In the Bookmate text, what was Bookmate in its first version?

### PROVIDED TEXT
- Opening Delimiter -

Bookmate
- Company type: Private
- Website type: Social Software
- Available in: English, Serbian, Spanish, Russian, Estonian, Turkish, Swedish, Ukrainian, Danish
- Headquarters: {{{location_country}}}
- Area served: Worldwide
- Owner: Bookmate Limited
- Services: Social reading and publishing platform
- Website: bookmate.com

= Bookmate =

Social ebook subscription service

Bookmate is a social ebook subscription service, available primarily on mobile, with catalogues in 9 languages. The mobile app is supported on iOS, Android, Windows Phone and feature phones, and the service is also available in a web version.

== History ==
Bookmate was created in 2007 by three former employees of the Russian edition of Look At Me - programmers Andrei Zotov and Egor Khmelev and designer Kirill Ten. In its first version, Bookmate was an aggregator and search engine for bookstores, offering the user the best price. In 2009, the creators relaunched it as a book reading app with search as one of its functions. By 2010, Bookmate had a library of classic literature, contracts with publishers for electronic releases of contemporary works, and a paid subscription to a book club with social mechanics.

- Closing Delimiter -

### DATA PROVIDED
- Opening Delimiter -

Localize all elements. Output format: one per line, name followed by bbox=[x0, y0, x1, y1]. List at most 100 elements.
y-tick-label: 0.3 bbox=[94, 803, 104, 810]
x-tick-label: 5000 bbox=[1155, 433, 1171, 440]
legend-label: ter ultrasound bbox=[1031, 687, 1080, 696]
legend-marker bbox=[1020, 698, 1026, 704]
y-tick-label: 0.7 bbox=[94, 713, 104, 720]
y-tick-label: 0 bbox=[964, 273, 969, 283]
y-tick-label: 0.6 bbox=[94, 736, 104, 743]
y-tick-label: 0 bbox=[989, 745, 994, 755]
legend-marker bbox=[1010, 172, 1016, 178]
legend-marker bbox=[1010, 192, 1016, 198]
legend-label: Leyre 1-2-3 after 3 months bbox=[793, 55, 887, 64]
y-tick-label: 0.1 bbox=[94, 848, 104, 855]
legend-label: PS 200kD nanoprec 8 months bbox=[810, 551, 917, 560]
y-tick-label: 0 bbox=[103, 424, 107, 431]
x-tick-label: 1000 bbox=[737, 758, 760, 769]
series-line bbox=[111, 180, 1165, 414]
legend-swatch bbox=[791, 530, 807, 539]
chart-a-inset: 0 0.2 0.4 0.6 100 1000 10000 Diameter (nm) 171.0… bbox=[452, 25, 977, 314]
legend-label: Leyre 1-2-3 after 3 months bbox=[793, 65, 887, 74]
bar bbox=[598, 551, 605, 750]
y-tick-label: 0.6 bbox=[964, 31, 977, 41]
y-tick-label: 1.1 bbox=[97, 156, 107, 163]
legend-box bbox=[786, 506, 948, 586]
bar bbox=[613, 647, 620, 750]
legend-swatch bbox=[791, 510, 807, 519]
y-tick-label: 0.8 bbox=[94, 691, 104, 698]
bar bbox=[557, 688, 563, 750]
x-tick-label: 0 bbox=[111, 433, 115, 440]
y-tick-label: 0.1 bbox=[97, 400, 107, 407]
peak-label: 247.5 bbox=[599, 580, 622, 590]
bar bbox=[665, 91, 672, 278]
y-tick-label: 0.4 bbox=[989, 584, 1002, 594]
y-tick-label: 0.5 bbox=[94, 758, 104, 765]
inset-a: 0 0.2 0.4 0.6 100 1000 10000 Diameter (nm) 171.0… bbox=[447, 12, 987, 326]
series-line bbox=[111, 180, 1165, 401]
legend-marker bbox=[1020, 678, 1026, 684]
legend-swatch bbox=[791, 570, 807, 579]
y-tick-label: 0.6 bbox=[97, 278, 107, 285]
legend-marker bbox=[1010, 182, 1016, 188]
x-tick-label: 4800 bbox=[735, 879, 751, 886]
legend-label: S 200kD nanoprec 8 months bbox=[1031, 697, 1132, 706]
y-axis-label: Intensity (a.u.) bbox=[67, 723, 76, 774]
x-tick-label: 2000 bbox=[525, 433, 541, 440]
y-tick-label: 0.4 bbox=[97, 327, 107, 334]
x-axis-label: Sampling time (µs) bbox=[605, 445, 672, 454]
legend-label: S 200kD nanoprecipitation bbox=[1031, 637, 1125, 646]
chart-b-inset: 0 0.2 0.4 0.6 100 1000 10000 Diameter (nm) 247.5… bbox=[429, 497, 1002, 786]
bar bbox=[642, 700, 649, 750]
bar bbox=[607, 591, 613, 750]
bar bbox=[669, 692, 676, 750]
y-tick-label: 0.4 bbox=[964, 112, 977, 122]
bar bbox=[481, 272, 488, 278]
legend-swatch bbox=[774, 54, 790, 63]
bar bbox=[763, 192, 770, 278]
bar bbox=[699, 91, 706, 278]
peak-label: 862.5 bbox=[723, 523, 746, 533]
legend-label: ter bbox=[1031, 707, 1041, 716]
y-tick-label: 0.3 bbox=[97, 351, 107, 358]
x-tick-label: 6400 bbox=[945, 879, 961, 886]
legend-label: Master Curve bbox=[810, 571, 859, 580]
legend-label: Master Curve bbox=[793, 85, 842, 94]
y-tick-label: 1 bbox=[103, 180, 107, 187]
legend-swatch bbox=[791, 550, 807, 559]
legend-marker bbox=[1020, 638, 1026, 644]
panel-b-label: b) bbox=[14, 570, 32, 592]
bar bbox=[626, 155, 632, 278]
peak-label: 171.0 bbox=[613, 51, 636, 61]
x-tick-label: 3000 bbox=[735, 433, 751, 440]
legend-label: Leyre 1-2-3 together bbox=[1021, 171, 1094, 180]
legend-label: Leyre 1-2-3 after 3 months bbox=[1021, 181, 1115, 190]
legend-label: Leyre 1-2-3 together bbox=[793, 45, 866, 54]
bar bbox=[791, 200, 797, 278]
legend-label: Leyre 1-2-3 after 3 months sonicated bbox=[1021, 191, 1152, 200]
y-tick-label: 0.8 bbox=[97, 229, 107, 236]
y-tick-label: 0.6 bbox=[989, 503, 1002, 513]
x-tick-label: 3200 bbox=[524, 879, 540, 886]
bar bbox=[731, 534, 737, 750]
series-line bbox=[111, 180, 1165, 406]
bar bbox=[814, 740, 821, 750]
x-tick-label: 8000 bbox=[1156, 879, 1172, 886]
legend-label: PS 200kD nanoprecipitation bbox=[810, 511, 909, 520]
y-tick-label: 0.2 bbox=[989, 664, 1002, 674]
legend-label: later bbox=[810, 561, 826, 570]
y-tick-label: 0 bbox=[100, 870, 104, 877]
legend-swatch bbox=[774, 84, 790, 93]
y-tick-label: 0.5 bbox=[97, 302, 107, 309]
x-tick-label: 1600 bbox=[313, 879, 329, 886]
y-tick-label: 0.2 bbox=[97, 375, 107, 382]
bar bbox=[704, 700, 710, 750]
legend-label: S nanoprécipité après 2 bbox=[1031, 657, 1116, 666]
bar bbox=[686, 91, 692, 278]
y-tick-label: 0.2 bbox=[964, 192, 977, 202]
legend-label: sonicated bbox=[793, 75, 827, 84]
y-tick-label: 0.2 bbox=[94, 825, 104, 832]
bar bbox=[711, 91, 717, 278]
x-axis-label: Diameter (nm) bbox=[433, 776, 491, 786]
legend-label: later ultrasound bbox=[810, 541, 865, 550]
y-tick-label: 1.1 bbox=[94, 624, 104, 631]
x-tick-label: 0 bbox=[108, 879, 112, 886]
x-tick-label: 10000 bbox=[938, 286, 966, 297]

- Closing Delimiter -

### EXERCISE SOLUTION
An aggregator and search engine for bookstores that offered the user the best price.